** GIVEN INSTRUCTION **
Pull every line that holds the word "aTSHR" from the entries.

** SOURCE MATERIAL **
================================

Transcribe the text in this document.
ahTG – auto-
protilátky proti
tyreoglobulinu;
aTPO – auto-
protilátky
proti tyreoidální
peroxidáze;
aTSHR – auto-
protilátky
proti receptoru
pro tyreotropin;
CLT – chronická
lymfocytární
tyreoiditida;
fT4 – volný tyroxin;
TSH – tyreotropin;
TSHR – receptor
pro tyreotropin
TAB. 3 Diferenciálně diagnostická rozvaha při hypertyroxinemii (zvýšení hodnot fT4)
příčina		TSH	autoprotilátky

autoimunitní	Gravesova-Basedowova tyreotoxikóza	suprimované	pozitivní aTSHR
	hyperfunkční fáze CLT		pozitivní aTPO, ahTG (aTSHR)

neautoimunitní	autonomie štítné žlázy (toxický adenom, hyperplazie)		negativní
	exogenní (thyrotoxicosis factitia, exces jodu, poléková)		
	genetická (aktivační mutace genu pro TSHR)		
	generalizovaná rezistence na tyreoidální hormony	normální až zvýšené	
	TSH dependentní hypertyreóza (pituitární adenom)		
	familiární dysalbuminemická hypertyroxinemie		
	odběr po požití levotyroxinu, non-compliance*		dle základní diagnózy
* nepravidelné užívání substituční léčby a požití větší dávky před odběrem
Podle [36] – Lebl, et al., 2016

================================

** REPLY **
aTSHR – auto-
autoimunitní	Gravesova-Basedowova tyreotoxikóza	suprimované	pozitivní aTSHR
	hyperfunkční fáze CLT		pozitivní aTPO, ahTG (aTSHR)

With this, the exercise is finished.